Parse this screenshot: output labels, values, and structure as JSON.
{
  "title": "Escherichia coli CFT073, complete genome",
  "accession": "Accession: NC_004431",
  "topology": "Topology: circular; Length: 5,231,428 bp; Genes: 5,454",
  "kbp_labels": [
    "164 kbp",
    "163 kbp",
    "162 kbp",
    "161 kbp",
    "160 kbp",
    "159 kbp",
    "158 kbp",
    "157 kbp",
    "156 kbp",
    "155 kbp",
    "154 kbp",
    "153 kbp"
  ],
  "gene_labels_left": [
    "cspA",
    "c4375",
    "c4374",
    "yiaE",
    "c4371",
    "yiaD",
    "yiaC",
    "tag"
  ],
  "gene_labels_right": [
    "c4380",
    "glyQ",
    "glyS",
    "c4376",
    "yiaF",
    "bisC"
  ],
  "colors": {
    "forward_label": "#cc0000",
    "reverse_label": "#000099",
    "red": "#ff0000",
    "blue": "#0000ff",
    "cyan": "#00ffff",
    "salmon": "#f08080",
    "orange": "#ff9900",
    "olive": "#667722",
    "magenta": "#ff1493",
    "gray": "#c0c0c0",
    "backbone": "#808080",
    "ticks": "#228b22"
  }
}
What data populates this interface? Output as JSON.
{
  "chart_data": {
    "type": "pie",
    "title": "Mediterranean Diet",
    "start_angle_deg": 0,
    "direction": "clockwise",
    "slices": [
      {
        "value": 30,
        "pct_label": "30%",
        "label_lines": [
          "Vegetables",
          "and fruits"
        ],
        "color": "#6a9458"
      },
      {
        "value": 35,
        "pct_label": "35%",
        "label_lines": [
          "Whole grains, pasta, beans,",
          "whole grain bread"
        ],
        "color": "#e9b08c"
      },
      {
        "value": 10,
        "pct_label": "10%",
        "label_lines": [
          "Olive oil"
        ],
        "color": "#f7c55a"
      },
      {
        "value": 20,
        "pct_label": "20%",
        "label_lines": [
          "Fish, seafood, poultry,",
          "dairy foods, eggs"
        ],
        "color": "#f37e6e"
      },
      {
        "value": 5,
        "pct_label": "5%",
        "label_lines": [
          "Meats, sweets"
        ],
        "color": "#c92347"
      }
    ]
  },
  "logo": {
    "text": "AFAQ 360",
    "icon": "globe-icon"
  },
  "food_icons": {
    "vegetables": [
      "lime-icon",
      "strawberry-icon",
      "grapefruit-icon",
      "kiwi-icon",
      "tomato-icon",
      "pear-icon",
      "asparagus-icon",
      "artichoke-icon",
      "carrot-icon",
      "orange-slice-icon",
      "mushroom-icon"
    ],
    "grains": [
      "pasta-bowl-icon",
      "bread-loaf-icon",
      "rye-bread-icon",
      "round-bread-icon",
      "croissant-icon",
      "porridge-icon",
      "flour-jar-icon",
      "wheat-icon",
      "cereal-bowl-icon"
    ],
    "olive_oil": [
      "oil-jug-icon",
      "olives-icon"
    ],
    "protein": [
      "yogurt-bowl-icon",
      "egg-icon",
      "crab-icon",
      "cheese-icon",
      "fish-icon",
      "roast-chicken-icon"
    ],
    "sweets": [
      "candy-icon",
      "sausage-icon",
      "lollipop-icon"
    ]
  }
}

--

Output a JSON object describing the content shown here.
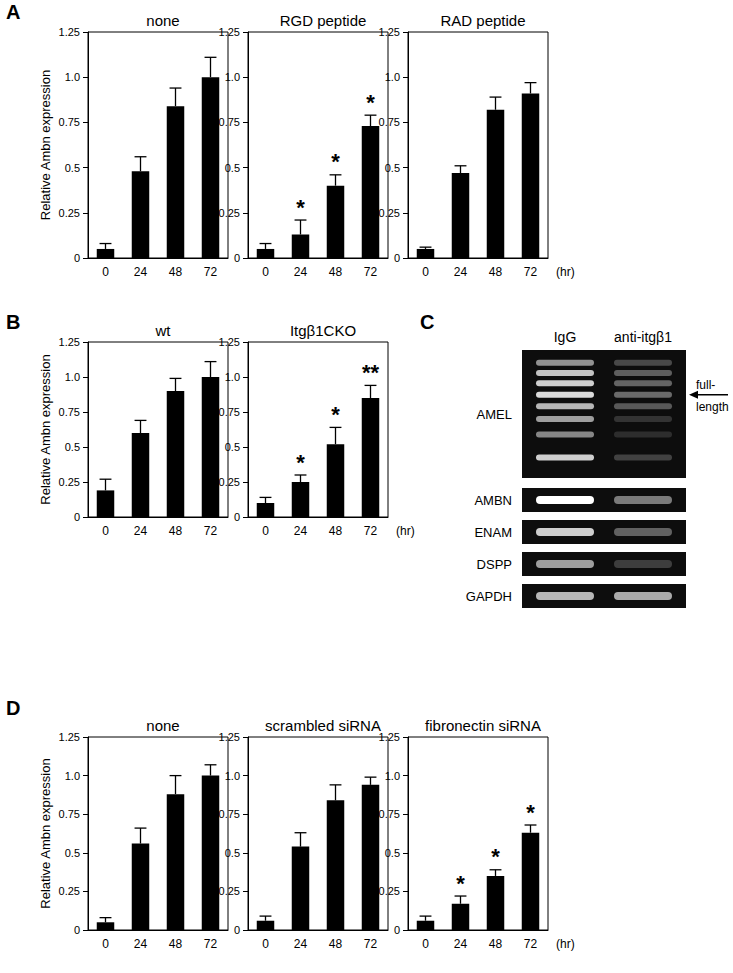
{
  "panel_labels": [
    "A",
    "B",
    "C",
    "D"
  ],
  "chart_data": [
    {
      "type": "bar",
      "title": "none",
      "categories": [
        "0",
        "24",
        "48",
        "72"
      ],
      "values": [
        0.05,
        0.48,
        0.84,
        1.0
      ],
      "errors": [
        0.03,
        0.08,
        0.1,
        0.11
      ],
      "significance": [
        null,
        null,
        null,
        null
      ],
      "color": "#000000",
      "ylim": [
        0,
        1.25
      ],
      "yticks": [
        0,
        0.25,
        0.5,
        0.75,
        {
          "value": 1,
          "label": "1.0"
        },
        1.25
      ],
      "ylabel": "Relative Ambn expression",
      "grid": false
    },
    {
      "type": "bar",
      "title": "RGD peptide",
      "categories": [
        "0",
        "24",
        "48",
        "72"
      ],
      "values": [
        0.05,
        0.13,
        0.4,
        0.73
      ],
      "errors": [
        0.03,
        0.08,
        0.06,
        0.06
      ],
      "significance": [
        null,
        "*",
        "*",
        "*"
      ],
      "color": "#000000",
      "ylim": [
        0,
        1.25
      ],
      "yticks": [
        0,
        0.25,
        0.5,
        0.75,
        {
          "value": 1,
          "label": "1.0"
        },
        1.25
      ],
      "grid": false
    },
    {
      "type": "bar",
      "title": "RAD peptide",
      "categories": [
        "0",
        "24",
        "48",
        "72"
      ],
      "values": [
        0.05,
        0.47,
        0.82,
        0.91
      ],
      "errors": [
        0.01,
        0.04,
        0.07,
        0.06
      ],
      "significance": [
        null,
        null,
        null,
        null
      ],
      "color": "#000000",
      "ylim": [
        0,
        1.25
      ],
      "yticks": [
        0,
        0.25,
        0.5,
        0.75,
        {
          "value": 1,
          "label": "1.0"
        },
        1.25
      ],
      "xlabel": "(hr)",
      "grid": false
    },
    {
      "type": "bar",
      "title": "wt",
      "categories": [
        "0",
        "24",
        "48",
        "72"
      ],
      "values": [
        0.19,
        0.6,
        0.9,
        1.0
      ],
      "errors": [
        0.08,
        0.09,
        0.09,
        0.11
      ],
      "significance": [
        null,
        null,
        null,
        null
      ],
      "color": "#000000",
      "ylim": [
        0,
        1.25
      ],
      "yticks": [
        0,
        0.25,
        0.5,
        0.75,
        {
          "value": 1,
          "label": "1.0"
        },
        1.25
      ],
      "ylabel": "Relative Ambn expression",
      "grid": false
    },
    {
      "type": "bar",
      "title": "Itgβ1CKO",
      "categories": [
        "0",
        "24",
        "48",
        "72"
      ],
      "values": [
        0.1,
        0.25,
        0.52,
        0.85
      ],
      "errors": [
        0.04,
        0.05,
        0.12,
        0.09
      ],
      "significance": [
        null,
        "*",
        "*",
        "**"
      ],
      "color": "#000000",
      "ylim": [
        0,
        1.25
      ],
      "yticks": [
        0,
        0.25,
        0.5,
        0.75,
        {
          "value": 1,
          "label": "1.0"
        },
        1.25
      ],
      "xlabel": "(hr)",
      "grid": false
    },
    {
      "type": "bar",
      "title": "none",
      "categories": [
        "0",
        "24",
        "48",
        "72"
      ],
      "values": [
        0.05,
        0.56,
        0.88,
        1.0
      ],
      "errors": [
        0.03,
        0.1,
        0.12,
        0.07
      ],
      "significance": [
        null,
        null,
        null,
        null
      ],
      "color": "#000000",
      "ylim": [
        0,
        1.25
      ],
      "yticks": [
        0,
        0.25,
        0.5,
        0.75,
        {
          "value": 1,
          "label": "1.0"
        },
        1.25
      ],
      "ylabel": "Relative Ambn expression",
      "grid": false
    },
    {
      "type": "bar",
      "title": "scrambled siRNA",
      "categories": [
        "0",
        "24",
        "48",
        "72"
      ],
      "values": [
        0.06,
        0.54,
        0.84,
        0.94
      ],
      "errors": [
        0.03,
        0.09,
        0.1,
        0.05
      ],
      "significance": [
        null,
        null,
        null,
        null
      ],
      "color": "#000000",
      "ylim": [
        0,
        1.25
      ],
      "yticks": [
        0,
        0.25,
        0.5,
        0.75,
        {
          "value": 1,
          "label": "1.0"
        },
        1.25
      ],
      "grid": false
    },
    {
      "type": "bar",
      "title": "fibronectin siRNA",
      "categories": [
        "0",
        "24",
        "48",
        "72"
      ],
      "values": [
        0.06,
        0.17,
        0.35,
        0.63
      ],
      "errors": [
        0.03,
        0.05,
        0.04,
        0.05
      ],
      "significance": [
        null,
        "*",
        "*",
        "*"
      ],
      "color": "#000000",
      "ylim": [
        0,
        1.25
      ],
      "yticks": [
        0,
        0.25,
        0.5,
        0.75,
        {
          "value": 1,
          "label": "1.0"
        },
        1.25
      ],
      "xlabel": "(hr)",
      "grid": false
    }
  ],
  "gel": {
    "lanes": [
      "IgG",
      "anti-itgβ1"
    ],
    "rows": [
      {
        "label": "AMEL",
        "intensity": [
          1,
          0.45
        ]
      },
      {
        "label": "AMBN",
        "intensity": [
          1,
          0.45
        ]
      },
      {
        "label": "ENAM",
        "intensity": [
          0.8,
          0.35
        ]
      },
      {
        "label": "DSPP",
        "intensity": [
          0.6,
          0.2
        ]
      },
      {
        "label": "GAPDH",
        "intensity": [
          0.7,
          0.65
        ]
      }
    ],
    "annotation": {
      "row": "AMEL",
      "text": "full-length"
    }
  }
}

• Description of the task
Each line of the records that holds the word "bread" should be copied out.

• Result of this task
          "whole grain bread"
      "bread-loaf-icon",
      "rye-bread-icon",
      "round-bread-icon",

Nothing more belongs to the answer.